Read the lines below and count those that have the word "name". Respond with the number only.

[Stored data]
· · · · · · ·

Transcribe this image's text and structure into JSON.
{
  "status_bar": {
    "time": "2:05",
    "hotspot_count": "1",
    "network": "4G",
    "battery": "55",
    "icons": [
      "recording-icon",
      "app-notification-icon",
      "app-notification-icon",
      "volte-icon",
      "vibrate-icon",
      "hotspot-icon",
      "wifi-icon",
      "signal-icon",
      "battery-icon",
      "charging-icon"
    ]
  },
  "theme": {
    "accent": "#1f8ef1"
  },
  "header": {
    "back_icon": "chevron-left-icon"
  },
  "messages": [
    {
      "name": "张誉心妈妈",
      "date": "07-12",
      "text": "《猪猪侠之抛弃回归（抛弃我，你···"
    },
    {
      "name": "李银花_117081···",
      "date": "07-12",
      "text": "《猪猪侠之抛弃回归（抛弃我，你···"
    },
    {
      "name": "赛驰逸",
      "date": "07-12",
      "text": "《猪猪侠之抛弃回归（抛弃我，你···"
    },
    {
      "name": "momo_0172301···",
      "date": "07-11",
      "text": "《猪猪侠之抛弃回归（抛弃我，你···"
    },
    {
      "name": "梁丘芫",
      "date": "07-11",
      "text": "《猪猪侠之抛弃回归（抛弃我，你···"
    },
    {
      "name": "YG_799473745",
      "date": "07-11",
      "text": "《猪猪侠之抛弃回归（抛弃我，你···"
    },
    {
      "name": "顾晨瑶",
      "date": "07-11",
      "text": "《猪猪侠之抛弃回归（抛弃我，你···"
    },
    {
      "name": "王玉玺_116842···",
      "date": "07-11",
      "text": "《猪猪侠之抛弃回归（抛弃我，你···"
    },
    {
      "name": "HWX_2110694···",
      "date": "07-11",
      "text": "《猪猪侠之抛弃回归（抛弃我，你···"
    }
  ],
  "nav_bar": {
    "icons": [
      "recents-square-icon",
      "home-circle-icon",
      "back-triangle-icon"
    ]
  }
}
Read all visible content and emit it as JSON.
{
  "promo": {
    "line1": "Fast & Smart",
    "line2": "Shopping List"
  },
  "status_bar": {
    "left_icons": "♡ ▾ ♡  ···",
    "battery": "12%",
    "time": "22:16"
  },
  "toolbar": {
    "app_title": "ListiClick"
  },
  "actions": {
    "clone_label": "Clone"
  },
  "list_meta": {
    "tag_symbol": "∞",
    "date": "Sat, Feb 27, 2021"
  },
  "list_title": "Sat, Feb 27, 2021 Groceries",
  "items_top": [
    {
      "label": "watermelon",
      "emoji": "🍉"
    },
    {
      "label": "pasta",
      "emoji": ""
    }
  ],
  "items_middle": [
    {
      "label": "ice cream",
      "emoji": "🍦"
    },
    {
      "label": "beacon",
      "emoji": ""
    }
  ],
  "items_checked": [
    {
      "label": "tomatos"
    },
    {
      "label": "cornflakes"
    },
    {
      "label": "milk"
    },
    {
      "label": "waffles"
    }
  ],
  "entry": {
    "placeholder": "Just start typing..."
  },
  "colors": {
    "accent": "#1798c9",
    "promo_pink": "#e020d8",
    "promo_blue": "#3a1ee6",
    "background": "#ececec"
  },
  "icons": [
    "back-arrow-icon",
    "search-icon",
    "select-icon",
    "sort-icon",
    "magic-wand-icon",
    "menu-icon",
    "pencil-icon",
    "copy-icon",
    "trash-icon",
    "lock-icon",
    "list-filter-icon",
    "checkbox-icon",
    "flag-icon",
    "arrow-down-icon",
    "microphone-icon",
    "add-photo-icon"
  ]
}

· · · · · · ·

SOLUTION: 9